In the text about a Sears refrigerator repair, how many repair personnel did a recently posted Sears document say the company has?
--- Text provided Enclosed Below ---
That's when her detailed documentation was pushed in front of sympathetic corporate eyes who gave her a $2,000 credit, more than her original purchase price, and fast-tracked the swap-out of the fridge for the new one she deserved and already loves.

Given what rough waters Sears has been sailing lately, shutting down stores and selling off prized assets, it's no wonder that its extended warranty contracts for repairs are being worked (and maybe dragged out) to the very last letter of the law. The good news? Warranty terms have actually improved of late. For Sears appliance purchases made after June 28, 2015, it's now just three strikes and the product's out, theoretically.

Also unavoidable is a sense that the long-vaunted Sears repair brigade is now understaffed and overwhelmed. And that makes me fret. How will they cope if that newly struck deal to sell and service Sears' Kenmore brand appliances through Amazon is really successful?

A recently posted Sears document bragged of its 6,000 repair personnel handling almost 11 million service calls a year. A mission that also includes, I've heard, handling some Home Depot and Lowe's repair calls, which probably pay better and so might get faster attention than an under-warranty visit would.

Let us presume those 6K people are on the job five days a week for 49 weeks a year (three off for vacation/holidays). To hit the 11 million visit mark, they're each being asked to make 7.48 house calls a day. No wonder, as Horwitz discovered, the service guys who came to her door sometimes seemed weary, a couple times were downright snide, and were often outtathere as fast as their work boots could take them.

On the fifth visit and third repair (the two other visits had been just for "diagnostics"), the repair guy who replaced the compressor didn't bother to refill the Freon, then got huffy when Hope asked, "Is it good now?" The fridge was actually five pounds short on refrigerant, as the next scheduled repair guy found after proper gauges were, belatedly, attached. And even that "sure fix" didn't rouse this dud of a box. "The next morning, the ice cream was like pudding, and you could bend the frozen waffles," said the ever-optimistic Hope.

And talk about bad attitude: On two of the eventually six house visits the Sears team made to the Horwitz house in Marlton, the repair person didn't create a computer-linked ticket that recorded his visit — a wacky move if it meant he wouldn't get credit for the service call, and a mean-spirited one if it meant that the repair attempt didn't count toward Hope's "four strikes and it's out" guarantee for replacement. "When I called in after the third … and then the fourth repairs hadn't fixed things, the customer rep insisted 'but our records only show two … or three visits.' "

Worst of all, those far away call-center folks refused to fast-track follow-ups for the unresolved issue. One suggested a return 17 days later "when we'll next be in your neighborhood." Another time, after nobody showed up for a scheduled appointment, the first "make-good" offer was 27 days later.
--- End of Enclosed Text provided ---
--- Records provided Enclosed Below ---
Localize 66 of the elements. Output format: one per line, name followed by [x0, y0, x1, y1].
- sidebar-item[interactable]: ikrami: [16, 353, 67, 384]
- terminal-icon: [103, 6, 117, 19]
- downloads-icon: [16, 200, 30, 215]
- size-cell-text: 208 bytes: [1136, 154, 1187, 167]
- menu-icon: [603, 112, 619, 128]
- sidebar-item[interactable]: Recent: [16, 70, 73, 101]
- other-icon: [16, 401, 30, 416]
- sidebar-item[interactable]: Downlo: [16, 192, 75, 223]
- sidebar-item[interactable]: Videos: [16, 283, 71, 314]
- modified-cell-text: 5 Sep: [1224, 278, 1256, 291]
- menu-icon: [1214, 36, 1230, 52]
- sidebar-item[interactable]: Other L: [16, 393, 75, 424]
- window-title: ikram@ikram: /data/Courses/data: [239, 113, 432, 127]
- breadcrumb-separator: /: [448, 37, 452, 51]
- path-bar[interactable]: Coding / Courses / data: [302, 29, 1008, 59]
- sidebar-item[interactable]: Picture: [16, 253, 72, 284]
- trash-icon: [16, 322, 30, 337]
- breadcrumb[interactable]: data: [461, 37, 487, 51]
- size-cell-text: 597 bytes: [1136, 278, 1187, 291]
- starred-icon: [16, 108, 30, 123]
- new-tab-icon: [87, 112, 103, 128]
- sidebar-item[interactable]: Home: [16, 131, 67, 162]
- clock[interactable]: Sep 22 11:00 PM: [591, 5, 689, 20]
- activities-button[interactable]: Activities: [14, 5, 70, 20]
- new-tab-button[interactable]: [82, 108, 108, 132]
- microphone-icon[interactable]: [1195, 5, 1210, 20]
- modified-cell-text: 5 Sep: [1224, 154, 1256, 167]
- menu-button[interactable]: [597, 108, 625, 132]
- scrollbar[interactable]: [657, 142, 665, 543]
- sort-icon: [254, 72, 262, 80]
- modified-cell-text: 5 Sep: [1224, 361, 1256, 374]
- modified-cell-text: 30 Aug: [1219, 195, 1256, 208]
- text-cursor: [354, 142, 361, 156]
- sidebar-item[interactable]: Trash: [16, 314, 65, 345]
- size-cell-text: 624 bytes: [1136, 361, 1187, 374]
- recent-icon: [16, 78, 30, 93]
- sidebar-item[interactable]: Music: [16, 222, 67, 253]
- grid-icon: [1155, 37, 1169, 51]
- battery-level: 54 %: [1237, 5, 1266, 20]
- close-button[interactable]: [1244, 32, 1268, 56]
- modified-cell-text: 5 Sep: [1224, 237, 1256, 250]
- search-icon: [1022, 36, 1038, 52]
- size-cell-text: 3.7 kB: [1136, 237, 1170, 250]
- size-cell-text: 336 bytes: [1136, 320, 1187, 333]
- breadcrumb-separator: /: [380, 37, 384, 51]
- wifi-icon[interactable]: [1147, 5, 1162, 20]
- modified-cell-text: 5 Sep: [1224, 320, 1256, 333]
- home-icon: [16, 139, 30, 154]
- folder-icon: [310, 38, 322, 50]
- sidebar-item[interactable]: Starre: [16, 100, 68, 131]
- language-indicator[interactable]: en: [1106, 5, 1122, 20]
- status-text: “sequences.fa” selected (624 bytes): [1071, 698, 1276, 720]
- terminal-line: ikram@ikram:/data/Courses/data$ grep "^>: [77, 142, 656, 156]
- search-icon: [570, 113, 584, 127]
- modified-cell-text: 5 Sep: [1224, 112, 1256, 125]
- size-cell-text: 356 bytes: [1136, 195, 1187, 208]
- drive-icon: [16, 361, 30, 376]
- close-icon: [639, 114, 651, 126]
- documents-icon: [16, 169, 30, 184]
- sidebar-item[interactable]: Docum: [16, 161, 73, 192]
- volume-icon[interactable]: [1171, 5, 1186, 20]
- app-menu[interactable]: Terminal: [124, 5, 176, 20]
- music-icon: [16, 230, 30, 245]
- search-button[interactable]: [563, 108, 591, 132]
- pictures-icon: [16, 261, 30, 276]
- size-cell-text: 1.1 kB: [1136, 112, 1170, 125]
--- End of Enclosed Records provided ---
● Exercise response
6,000 repair personnel.